| AIM |
Repeat every record below exactly, leaving out the pictures.
[START DATA SUPPLIED]
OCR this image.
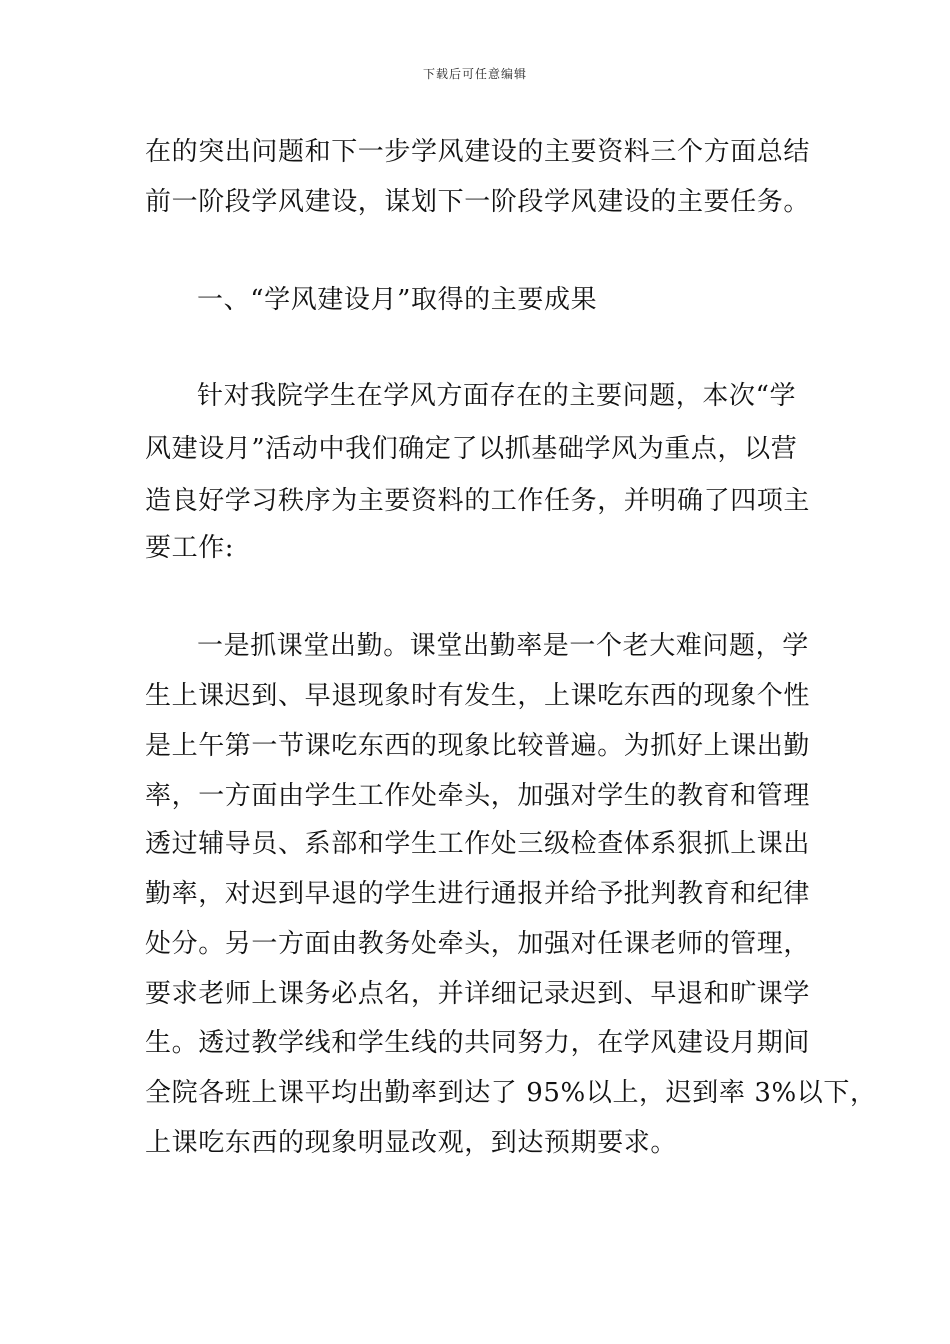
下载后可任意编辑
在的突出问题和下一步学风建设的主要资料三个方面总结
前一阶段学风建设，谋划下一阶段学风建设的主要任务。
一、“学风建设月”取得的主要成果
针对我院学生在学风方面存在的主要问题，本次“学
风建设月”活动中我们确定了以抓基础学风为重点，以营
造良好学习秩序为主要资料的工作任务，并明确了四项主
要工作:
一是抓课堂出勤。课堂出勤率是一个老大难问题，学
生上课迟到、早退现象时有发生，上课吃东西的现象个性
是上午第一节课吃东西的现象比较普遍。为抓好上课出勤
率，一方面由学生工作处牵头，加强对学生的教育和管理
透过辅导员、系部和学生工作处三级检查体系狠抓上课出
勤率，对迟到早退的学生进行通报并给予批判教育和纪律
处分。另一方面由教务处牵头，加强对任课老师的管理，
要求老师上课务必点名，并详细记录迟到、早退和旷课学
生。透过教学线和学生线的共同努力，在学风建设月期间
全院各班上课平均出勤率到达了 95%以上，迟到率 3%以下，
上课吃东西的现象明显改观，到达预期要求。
[END DATA SUPPLIED]
| FINISHED ANSWER |
OCR this image.
下载后可任意编辑
在的突出问题和下一步学风建设的主要资料三个方面总结
前一阶段学风建设，谋划下一阶段学风建设的主要任务。
一、“学风建设月”取得的主要成果
针对我院学生在学风方面存在的主要问题，本次“学
风建设月”活动中我们确定了以抓基础学风为重点，以营
造良好学习秩序为主要资料的工作任务，并明确了四项主
要工作:
一是抓课堂出勤。课堂出勤率是一个老大难问题，学
生上课迟到、早退现象时有发生，上课吃东西的现象个性
是上午第一节课吃东西的现象比较普遍。为抓好上课出勤
率，一方面由学生工作处牵头，加强对学生的教育和管理
透过辅导员、系部和学生工作处三级检查体系狠抓上课出
勤率，对迟到早退的学生进行通报并给予批判教育和纪律
处分。另一方面由教务处牵头，加强对任课老师的管理，
要求老师上课务必点名，并详细记录迟到、早退和旷课学
生。透过教学线和学生线的共同努力，在学风建设月期间
全院各班上课平均出勤率到达了 95%以上，迟到率 3%以下，
上课吃东西的现象明显改观，到达预期要求。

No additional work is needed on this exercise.